** The problem **
In the listing below, locate the lines that hold the string "search". Copy those lines.

** Task material **
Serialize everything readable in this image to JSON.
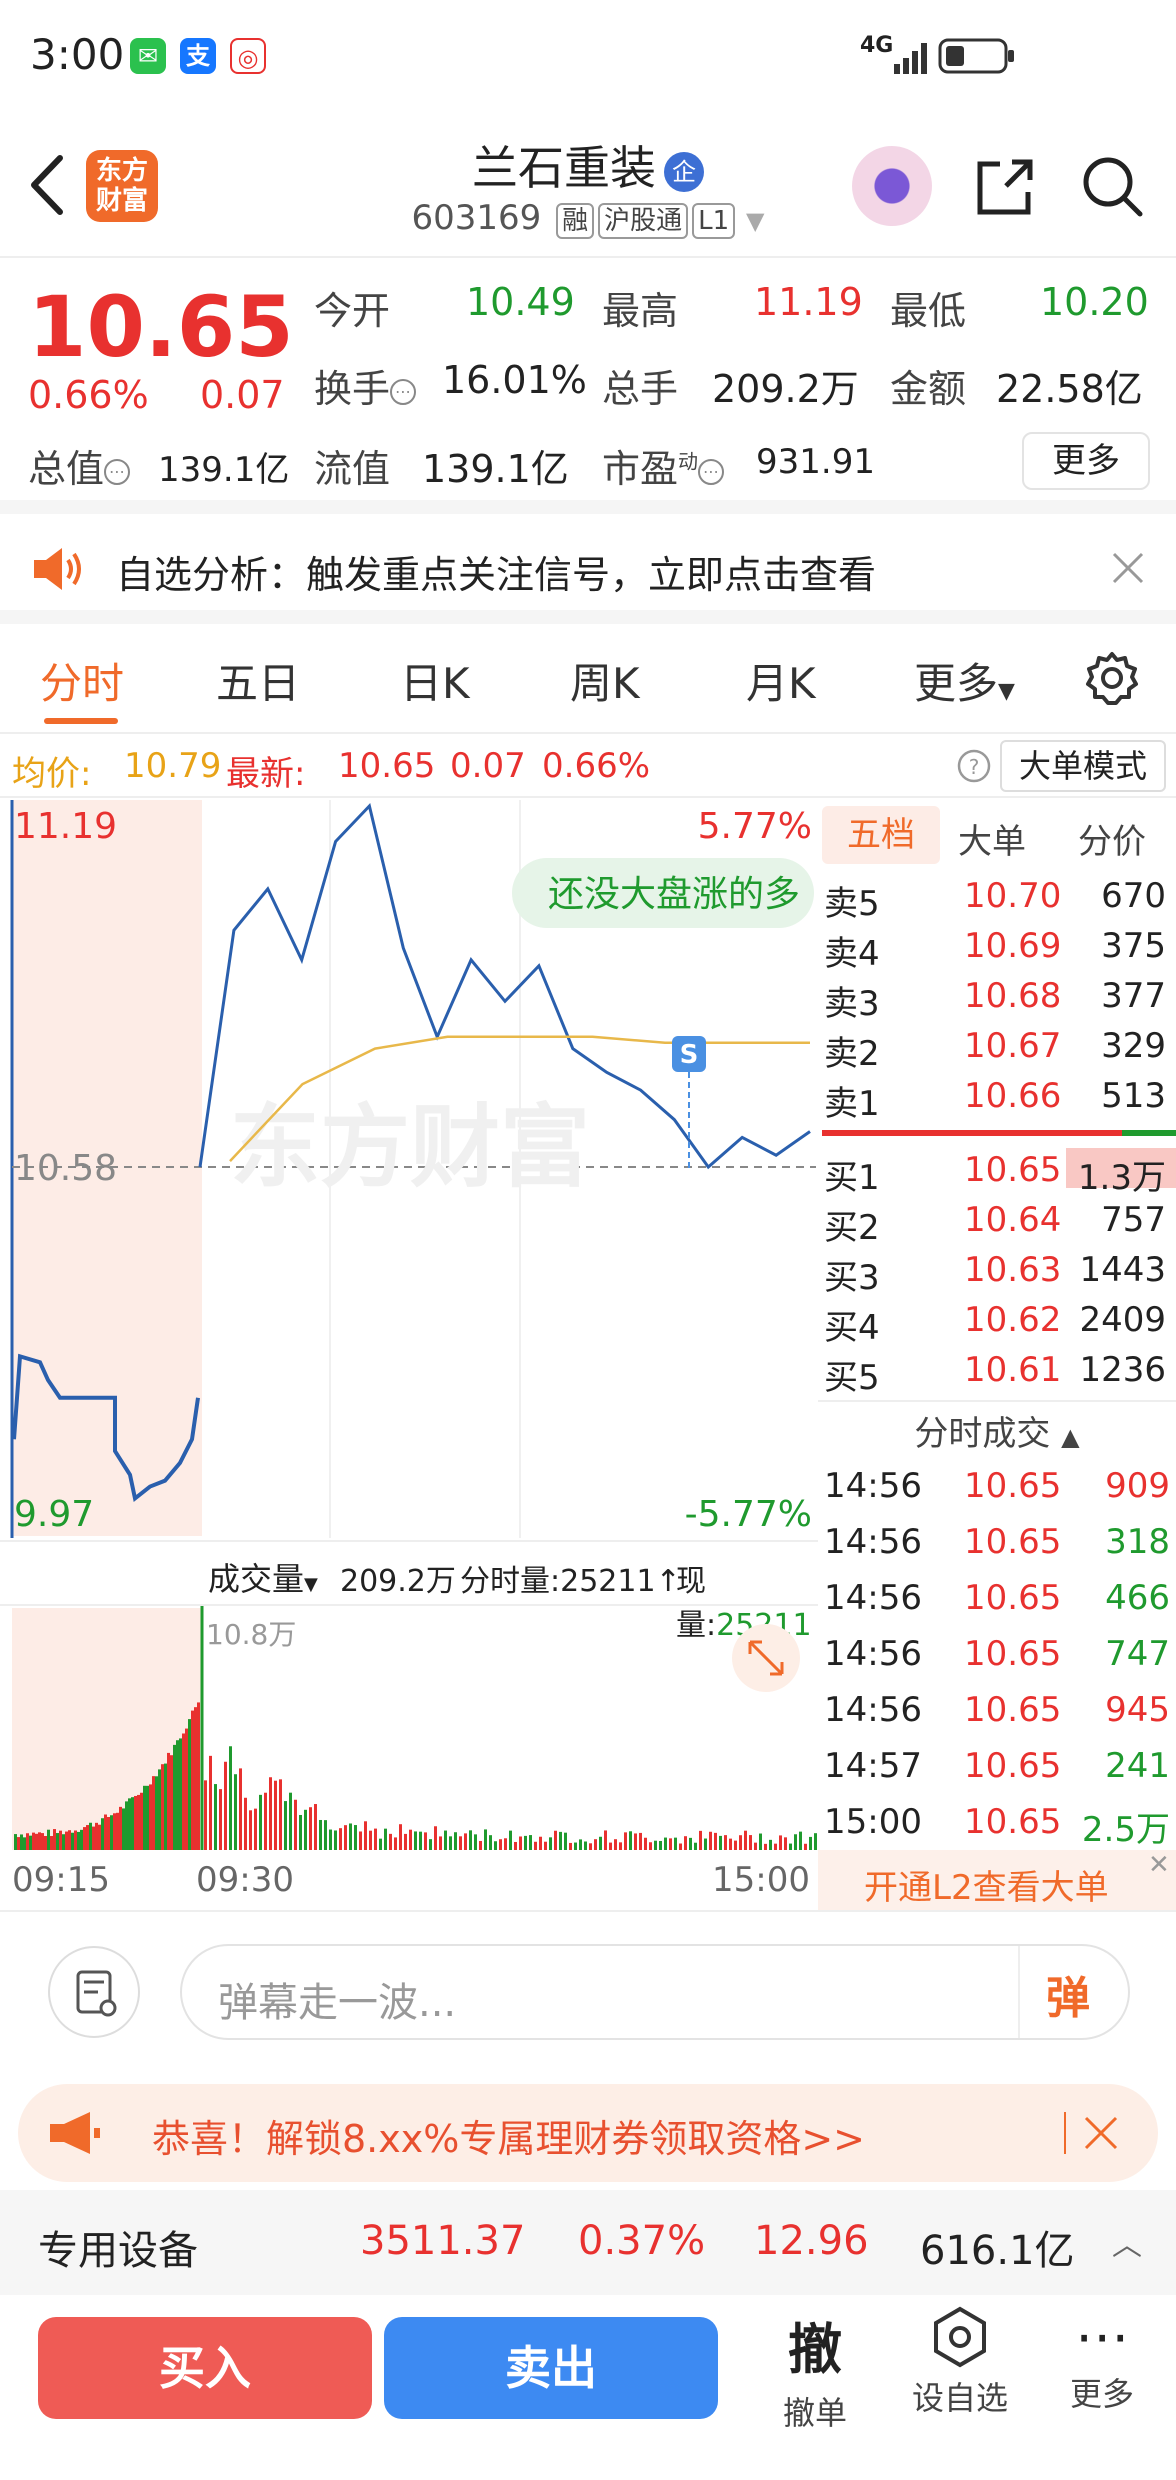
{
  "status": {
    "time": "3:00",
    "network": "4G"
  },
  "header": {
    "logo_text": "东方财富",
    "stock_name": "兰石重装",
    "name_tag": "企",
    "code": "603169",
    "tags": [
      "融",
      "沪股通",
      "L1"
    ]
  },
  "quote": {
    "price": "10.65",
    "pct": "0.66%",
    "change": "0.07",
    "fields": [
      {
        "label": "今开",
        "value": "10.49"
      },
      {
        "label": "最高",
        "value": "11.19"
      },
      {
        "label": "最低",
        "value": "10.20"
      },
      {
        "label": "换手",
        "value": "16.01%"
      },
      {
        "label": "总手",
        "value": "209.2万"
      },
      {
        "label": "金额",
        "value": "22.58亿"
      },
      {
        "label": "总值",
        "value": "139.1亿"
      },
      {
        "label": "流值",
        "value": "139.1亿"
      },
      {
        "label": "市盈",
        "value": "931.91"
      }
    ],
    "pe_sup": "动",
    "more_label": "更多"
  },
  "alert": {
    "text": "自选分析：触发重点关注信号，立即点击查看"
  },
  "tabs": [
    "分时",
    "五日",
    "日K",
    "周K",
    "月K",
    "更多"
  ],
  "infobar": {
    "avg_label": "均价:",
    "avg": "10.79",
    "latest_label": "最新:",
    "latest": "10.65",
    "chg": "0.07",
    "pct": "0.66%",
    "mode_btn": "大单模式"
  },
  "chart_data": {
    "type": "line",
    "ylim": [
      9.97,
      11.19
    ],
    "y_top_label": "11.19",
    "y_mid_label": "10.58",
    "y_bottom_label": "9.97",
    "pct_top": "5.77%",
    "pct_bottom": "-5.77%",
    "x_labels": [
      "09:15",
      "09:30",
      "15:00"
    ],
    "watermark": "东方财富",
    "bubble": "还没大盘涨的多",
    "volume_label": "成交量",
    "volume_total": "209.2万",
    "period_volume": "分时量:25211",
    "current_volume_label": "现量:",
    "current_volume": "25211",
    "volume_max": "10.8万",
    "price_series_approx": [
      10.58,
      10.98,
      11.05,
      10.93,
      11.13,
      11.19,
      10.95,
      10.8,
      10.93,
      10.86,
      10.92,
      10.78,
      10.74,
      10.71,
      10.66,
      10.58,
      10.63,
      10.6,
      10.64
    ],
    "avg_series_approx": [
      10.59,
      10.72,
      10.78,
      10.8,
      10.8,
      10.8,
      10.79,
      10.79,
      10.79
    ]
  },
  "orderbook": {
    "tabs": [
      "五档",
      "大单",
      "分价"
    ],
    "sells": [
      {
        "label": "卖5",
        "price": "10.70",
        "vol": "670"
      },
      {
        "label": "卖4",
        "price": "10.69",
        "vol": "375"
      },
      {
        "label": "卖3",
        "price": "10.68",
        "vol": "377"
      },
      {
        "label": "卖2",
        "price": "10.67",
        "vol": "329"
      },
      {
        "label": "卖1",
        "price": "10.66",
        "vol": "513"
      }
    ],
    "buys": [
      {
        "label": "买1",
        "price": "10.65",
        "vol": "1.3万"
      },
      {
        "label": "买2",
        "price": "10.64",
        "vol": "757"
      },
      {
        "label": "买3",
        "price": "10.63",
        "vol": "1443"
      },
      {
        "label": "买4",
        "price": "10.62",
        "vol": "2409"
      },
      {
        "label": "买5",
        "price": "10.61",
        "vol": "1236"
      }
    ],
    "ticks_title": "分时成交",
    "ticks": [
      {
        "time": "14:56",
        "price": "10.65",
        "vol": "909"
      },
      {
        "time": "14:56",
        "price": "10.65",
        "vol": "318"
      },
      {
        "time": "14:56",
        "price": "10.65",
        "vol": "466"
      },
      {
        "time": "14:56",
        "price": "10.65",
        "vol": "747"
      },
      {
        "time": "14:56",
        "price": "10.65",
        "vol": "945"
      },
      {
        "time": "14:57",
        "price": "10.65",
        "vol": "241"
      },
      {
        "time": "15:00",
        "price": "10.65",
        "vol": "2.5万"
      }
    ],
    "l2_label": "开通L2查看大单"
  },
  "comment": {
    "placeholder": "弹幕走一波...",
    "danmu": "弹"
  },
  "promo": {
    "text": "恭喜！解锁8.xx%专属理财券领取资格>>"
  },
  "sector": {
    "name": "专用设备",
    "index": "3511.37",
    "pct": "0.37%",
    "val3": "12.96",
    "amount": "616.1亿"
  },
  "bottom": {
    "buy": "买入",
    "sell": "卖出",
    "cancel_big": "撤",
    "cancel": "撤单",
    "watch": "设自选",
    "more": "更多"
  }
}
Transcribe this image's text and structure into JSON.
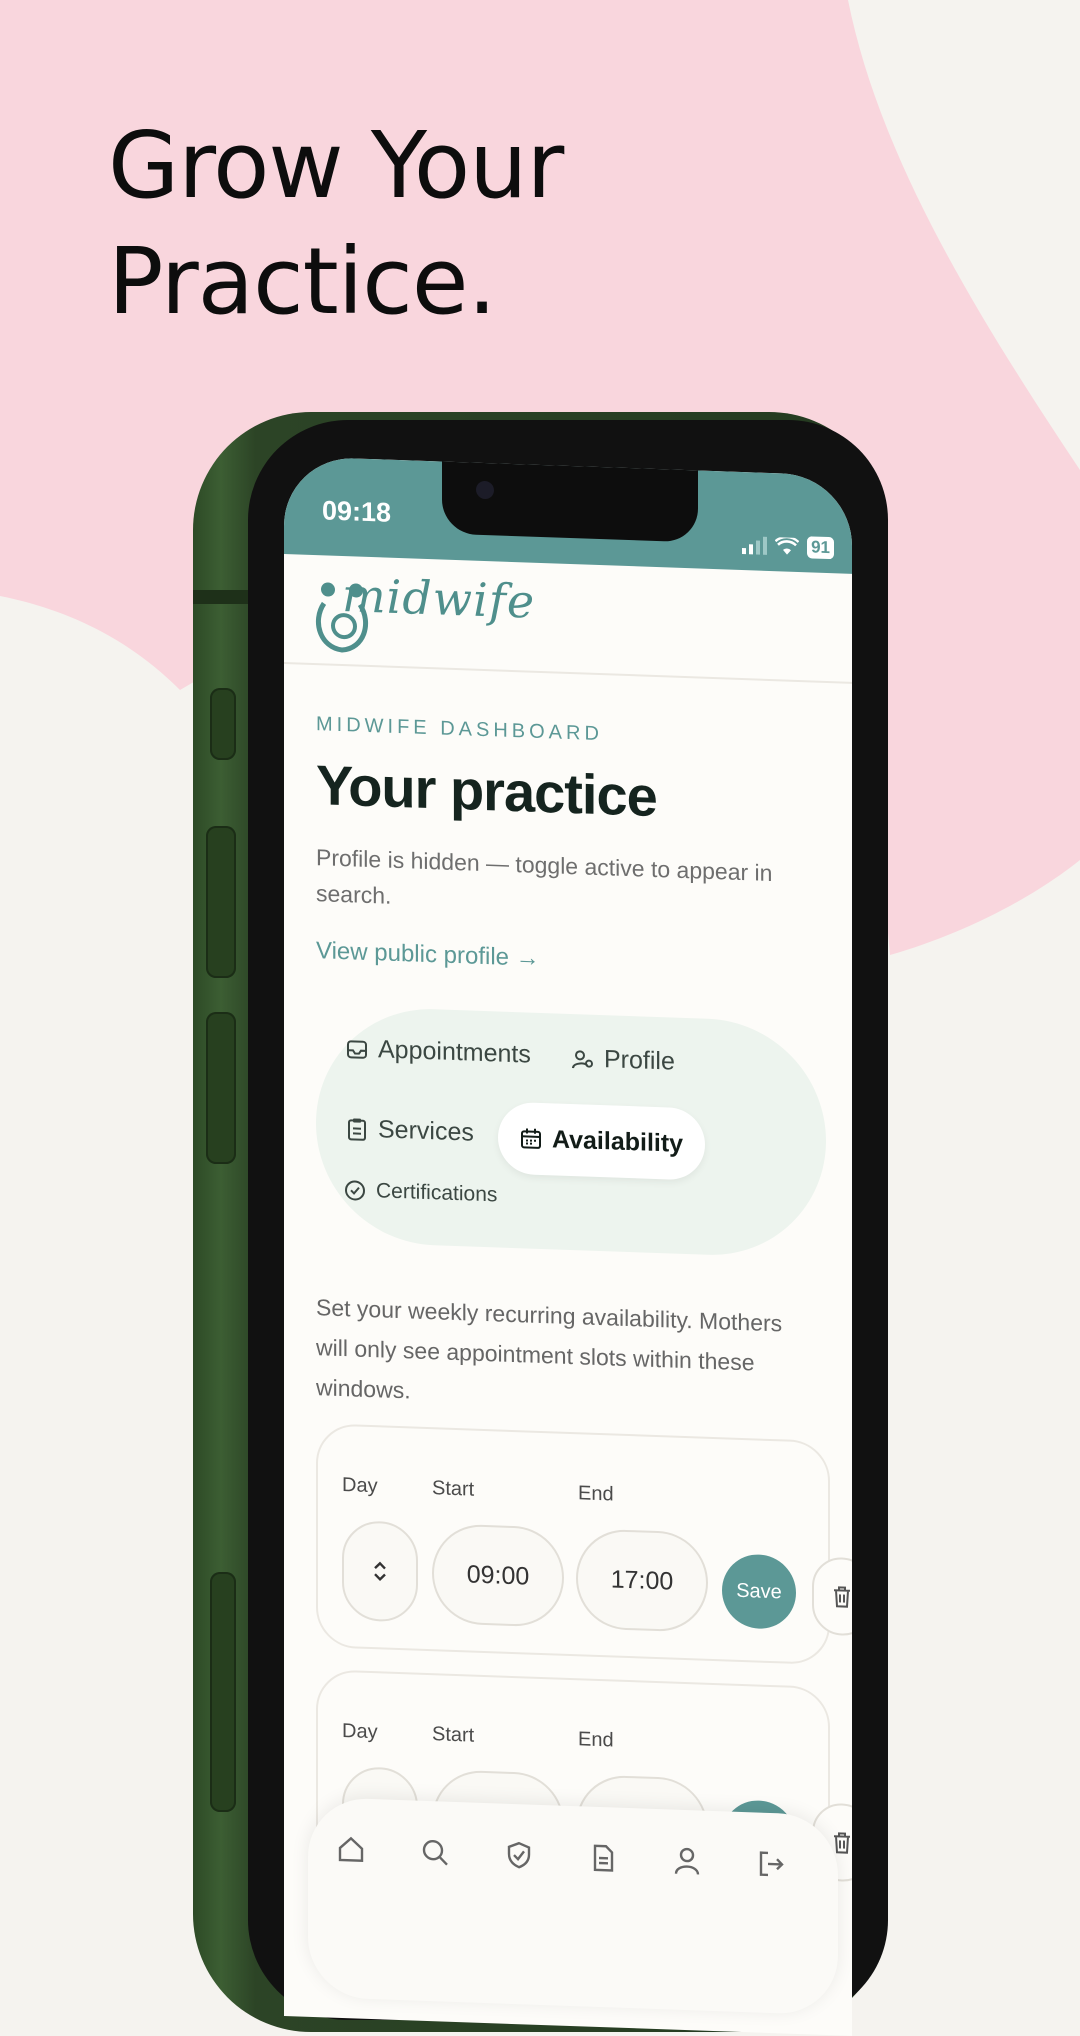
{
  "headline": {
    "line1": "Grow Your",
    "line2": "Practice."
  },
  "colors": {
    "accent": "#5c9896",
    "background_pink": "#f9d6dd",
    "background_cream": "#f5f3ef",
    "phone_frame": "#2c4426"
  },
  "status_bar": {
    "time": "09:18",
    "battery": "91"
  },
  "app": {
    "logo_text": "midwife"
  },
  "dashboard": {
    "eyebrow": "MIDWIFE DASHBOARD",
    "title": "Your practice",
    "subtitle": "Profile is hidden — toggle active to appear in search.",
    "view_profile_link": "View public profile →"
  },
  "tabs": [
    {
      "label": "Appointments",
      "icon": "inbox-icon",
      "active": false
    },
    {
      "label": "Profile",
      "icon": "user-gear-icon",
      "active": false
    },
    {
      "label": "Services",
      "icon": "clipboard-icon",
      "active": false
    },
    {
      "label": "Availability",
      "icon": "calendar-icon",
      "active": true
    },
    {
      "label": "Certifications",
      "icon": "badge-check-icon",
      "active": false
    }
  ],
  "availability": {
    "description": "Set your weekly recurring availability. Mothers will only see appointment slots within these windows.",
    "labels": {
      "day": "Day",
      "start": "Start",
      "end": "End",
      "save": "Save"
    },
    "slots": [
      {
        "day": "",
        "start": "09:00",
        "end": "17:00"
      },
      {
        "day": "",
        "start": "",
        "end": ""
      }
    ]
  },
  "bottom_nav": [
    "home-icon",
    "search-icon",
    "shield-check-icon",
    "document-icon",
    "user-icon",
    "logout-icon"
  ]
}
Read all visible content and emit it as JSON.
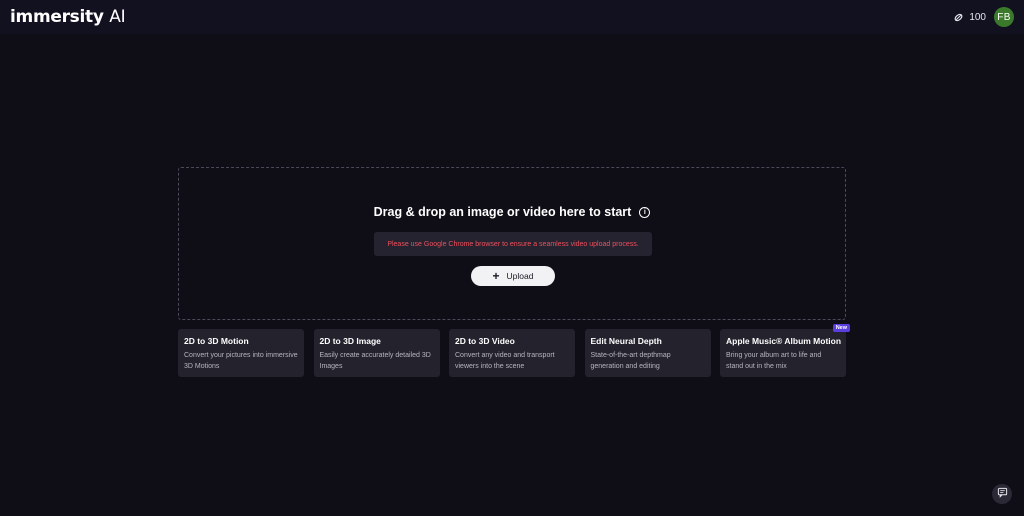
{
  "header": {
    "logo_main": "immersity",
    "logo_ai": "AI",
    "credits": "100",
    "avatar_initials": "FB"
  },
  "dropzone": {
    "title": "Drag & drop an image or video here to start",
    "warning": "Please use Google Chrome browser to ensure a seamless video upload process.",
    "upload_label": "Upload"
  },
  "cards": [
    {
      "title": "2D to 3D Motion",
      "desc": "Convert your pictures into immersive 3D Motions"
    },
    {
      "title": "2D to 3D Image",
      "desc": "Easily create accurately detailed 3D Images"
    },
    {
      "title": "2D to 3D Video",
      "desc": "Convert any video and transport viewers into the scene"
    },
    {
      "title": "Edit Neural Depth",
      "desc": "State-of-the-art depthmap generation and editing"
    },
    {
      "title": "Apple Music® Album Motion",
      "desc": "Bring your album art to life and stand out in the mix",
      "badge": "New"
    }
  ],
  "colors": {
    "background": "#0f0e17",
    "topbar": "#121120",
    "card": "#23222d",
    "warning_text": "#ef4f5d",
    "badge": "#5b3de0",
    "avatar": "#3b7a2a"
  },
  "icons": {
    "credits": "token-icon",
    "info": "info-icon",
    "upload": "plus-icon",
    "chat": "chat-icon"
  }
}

** Answer to the exercise **
    "subtitle": "Profile is hidden — toggle active to appear in search.",
    "search-icon",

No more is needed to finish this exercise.